# [Raw data]
* * * * * * *

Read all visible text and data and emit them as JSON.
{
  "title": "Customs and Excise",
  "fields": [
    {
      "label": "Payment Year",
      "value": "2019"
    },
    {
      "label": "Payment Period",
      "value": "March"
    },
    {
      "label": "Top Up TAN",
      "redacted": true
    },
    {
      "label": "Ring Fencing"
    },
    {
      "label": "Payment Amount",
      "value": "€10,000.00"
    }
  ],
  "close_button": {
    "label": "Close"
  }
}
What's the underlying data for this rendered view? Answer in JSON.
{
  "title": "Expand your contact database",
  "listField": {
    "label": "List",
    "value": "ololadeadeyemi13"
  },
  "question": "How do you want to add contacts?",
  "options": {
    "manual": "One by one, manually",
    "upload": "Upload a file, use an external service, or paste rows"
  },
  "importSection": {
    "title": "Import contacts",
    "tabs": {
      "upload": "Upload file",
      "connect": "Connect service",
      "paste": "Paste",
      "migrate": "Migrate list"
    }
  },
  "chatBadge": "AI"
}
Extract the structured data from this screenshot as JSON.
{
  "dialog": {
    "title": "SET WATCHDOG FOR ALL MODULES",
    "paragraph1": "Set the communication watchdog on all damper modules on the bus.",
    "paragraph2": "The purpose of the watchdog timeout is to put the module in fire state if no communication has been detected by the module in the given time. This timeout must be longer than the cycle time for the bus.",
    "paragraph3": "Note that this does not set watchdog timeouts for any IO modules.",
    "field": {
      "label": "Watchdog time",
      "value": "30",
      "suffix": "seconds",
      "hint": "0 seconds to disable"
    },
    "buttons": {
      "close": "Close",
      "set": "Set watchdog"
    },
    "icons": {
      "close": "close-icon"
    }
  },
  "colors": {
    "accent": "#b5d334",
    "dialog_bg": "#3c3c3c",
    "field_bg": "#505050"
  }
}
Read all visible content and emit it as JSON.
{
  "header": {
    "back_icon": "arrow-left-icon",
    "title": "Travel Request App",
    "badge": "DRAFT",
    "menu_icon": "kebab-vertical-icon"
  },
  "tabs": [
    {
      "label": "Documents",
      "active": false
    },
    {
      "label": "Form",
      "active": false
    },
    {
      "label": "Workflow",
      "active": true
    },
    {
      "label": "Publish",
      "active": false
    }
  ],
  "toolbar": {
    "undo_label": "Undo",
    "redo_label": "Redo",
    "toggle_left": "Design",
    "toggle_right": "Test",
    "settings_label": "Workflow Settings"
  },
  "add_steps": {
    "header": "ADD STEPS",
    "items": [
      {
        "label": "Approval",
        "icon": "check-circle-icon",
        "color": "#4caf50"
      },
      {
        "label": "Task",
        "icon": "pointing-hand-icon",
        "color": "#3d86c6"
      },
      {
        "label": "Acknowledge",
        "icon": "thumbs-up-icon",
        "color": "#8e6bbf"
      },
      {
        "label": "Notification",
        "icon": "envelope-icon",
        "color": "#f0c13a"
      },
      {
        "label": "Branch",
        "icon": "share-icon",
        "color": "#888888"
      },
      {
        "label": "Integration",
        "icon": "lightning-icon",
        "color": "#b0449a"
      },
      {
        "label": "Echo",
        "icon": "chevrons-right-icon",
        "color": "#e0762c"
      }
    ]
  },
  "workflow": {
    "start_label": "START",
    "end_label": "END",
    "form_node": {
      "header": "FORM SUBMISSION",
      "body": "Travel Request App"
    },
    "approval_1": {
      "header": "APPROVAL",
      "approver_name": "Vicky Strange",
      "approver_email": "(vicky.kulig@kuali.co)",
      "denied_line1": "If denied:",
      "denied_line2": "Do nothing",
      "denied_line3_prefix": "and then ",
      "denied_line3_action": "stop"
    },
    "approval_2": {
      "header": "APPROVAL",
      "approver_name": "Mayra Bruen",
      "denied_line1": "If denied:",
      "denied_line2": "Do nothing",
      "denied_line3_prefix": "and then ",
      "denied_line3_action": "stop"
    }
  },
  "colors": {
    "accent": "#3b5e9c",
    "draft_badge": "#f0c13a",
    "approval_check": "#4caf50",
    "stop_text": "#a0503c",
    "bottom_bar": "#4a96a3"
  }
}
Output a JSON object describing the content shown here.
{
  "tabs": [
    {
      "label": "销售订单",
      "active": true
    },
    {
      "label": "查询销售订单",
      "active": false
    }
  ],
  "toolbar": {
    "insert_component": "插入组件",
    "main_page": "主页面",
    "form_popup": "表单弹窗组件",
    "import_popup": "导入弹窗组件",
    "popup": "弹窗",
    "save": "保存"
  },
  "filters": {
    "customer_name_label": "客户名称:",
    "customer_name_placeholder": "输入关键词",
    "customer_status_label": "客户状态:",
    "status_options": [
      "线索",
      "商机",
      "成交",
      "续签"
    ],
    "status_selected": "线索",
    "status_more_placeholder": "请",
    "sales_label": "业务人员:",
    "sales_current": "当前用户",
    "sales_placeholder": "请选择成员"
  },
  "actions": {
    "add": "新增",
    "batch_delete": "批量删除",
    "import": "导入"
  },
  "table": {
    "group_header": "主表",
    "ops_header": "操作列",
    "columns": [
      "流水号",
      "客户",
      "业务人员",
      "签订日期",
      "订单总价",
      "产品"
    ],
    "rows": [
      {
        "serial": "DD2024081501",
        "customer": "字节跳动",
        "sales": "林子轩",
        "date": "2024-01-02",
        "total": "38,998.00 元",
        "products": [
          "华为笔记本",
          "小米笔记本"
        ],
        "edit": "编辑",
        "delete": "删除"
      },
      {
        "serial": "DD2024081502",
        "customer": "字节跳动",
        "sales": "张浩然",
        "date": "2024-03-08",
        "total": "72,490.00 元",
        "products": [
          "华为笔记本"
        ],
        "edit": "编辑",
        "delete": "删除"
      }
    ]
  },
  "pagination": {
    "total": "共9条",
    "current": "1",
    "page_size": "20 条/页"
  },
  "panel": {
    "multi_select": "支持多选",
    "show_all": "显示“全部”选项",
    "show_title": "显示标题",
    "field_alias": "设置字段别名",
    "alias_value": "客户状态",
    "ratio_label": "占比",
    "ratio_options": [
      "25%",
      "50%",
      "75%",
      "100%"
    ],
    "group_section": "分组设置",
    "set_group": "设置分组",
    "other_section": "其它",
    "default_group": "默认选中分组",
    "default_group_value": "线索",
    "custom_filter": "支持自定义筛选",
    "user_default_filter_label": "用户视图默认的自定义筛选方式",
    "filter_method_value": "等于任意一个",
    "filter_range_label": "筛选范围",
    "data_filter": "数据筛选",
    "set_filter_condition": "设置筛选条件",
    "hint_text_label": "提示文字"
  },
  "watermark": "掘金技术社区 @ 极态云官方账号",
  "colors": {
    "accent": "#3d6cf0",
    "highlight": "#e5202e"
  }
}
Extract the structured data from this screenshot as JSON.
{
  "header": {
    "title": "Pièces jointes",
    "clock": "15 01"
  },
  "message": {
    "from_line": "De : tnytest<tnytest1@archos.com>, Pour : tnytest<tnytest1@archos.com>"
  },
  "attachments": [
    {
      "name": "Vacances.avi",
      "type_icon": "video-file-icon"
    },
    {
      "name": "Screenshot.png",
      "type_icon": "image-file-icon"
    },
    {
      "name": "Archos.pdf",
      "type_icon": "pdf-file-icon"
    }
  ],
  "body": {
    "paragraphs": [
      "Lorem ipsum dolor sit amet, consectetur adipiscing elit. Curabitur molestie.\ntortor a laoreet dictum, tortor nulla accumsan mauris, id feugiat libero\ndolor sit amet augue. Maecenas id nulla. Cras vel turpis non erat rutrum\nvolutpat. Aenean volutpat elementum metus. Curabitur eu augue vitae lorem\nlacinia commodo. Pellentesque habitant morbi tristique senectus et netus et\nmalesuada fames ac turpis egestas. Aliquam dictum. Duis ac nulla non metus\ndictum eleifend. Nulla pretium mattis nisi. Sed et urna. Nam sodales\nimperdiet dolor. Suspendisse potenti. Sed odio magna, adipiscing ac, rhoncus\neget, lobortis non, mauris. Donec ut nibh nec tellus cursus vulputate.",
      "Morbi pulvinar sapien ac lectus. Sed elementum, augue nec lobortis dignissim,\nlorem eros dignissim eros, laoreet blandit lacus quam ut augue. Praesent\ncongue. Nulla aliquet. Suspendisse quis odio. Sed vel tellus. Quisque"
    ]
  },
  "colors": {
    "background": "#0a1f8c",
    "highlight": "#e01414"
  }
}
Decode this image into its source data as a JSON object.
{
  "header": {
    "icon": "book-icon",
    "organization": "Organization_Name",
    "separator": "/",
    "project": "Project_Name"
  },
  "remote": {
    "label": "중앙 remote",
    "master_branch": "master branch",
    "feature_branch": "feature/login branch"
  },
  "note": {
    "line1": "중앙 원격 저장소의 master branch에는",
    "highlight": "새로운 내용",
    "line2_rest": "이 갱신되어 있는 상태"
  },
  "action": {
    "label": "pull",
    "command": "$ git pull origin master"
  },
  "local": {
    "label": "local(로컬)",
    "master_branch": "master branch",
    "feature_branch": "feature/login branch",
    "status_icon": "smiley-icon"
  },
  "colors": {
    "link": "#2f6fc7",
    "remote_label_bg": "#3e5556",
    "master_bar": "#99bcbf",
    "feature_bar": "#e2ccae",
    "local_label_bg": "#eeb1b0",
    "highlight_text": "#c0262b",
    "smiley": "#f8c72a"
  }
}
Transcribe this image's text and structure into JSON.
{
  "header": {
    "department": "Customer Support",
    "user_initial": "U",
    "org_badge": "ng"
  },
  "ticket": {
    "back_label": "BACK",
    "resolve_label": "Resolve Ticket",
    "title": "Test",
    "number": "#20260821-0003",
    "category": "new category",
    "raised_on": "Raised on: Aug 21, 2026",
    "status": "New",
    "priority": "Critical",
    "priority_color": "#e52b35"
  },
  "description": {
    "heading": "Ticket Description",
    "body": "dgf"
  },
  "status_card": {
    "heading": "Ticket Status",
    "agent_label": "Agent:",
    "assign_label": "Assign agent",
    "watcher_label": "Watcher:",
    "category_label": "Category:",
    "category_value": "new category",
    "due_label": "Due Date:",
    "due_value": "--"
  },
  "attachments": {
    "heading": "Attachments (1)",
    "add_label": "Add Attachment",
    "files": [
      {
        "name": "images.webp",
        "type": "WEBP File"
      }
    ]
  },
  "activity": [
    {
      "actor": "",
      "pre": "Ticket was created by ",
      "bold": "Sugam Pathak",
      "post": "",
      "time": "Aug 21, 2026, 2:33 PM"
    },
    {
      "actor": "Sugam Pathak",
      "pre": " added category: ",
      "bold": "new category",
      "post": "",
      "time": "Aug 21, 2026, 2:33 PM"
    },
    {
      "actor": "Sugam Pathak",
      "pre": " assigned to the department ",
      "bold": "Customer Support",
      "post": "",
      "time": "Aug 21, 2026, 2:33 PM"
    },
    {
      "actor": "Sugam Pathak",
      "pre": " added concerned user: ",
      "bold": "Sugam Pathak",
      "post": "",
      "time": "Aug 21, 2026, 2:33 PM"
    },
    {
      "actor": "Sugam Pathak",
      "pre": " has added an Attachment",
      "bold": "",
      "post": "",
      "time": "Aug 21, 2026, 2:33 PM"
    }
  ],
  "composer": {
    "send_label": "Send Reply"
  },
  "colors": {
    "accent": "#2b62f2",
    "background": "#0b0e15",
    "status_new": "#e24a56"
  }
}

* * * * * * *

# [Work instructions]
From the listing, copy each line containing the word "login".

# [Correct output]
    "feature_branch": "feature/login branch"
    "feature_branch": "feature/login branch",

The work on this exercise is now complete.